[PROBLEM DESCRIPTION]
Reproduce the following material exactly, including every line.

[ITEMS]
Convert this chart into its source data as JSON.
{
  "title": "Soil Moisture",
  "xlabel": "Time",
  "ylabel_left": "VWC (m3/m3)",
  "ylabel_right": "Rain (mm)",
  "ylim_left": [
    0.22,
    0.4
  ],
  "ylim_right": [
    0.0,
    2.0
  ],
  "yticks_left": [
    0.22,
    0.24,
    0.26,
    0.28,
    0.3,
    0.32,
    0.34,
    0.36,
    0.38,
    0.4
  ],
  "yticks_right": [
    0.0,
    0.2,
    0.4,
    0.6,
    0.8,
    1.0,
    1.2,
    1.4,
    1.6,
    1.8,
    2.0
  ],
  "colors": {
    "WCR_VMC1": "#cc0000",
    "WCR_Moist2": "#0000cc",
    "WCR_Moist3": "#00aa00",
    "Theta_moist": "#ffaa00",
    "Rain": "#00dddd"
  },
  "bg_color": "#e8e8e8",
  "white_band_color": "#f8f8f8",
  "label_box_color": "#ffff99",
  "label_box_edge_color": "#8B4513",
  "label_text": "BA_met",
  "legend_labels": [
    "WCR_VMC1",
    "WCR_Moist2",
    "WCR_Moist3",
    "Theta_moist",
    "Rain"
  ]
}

[ANSWER TO THE EXERCISE]
Convert this chart into its source data as JSON.
{
  "title": "Soil Moisture",
  "xlabel": "Time",
  "ylabel_left": "VWC (m3/m3)",
  "ylabel_right": "Rain (mm)",
  "ylim_left": [
    0.22,
    0.4
  ],
  "ylim_right": [
    0.0,
    2.0
  ],
  "yticks_left": [
    0.22,
    0.24,
    0.26,
    0.28,
    0.3,
    0.32,
    0.34,
    0.36,
    0.38,
    0.4
  ],
  "yticks_right": [
    0.0,
    0.2,
    0.4,
    0.6,
    0.8,
    1.0,
    1.2,
    1.4,
    1.6,
    1.8,
    2.0
  ],
  "colors": {
    "WCR_VMC1": "#cc0000",
    "WCR_Moist2": "#0000cc",
    "WCR_Moist3": "#00aa00",
    "Theta_moist": "#ffaa00",
    "Rain": "#00dddd"
  },
  "bg_color": "#e8e8e8",
  "white_band_color": "#f8f8f8",
  "label_box_color": "#ffff99",
  "label_box_edge_color": "#8B4513",
  "label_text": "BA_met",
  "legend_labels": [
    "WCR_VMC1",
    "WCR_Moist2",
    "WCR_Moist3",
    "Theta_moist",
    "Rain"
  ]
}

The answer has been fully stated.